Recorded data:
········
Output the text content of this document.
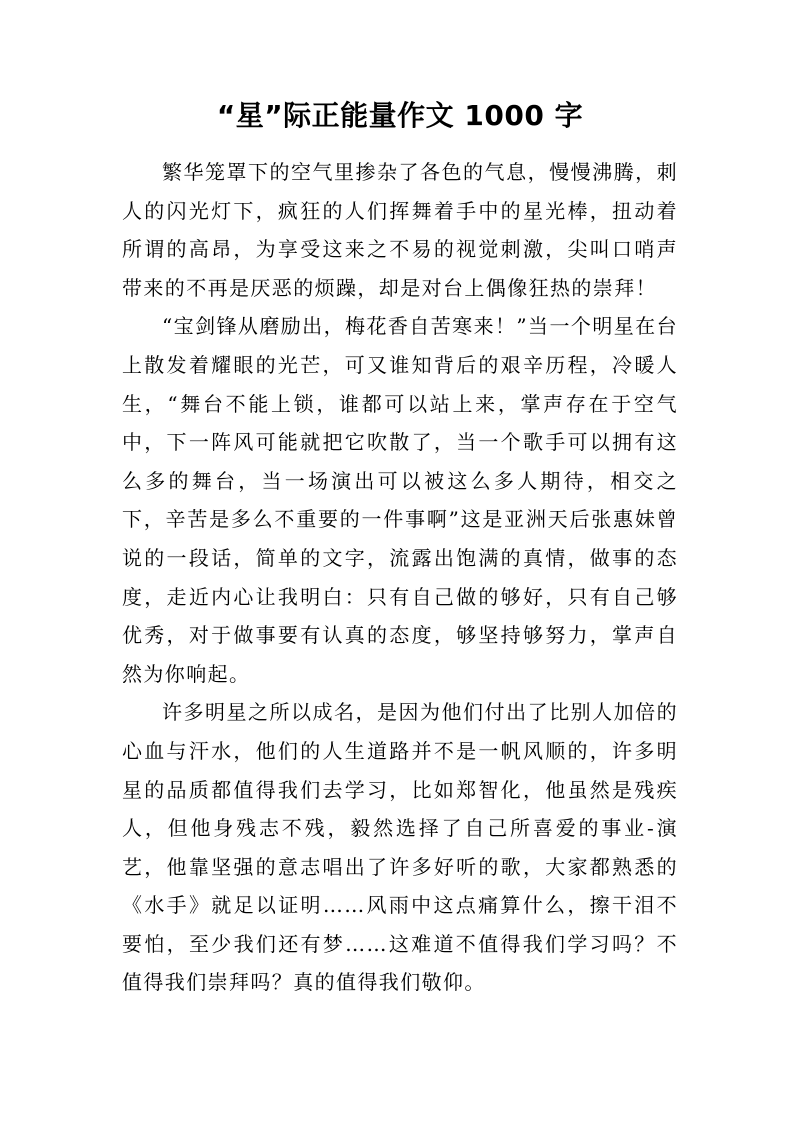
“星”际正能量作文 1000 字

繁华笼罩下的空气里掺杂了各色的气息，慢慢沸腾，刺人的闪光灯下，疯狂的人们挥舞着手中的星光棒，扭动着所谓的高昂，为享受这来之不易的视觉刺激，尖叫口哨声带来的不再是厌恶的烦躁，却是对台上偶像狂热的崇拜！

“宝剑锋从磨励出，梅花香自苦寒来！”当一个明星在台上散发着耀眼的光芒，可又谁知背后的艰辛历程，冷暖人生，“舞台不能上锁，谁都可以站上来，掌声存在于空气中，下一阵风可能就把它吹散了，当一个歌手可以拥有这么多的舞台，当一场演出可以被这么多人期待，相交之下，辛苦是多么不重要的一件事啊”这是亚洲天后张惠妹曾说的一段话，简单的文字，流露出饱满的真情，做事的态度，走近内心让我明白：只有自己做的够好，只有自己够优秀，对于做事要有认真的态度，够坚持够努力，掌声自然为你响起。

许多明星之所以成名，是因为他们付出了比别人加倍的心血与汗水，他们的人生道路并不是一帆风顺的，许多明星的品质都值得我们去学习，比如郑智化，他虽然是残疾人，但他身残志不残，毅然选择了自己所喜爱的事业-演艺，他靠坚强的意志唱出了许多好听的歌，大家都熟悉的《水手》就足以证明……风雨中这点痛算什么，擦干泪不要怕，至少我们还有梦……这难道不值得我们学习吗？不值得我们崇拜吗？真的值得我们敬仰。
········
**GIVEN TASK**
Omitting all images, retype each line of the records precisely.

**WORKED SOLUTION**
Output the text content of this document.
“星”际正能量作文 1000 字

繁华笼罩下的空气里掺杂了各色的气息，慢慢沸腾，刺人的闪光灯下，疯狂的人们挥舞着手中的星光棒，扭动着所谓的高昂，为享受这来之不易的视觉刺激，尖叫口哨声带来的不再是厌恶的烦躁，却是对台上偶像狂热的崇拜！

“宝剑锋从磨励出，梅花香自苦寒来！”当一个明星在台上散发着耀眼的光芒，可又谁知背后的艰辛历程，冷暖人生，“舞台不能上锁，谁都可以站上来，掌声存在于空气中，下一阵风可能就把它吹散了，当一个歌手可以拥有这么多的舞台，当一场演出可以被这么多人期待，相交之下，辛苦是多么不重要的一件事啊”这是亚洲天后张惠妹曾说的一段话，简单的文字，流露出饱满的真情，做事的态度，走近内心让我明白：只有自己做的够好，只有自己够优秀，对于做事要有认真的态度，够坚持够努力，掌声自然为你响起。

许多明星之所以成名，是因为他们付出了比别人加倍的心血与汗水，他们的人生道路并不是一帆风顺的，许多明星的品质都值得我们去学习，比如郑智化，他虽然是残疾人，但他身残志不残，毅然选择了自己所喜爱的事业-演艺，他靠坚强的意志唱出了许多好听的歌，大家都熟悉的《水手》就足以证明……风雨中这点痛算什么，擦干泪不要怕，至少我们还有梦……这难道不值得我们学习吗？不值得我们崇拜吗？真的值得我们敬仰。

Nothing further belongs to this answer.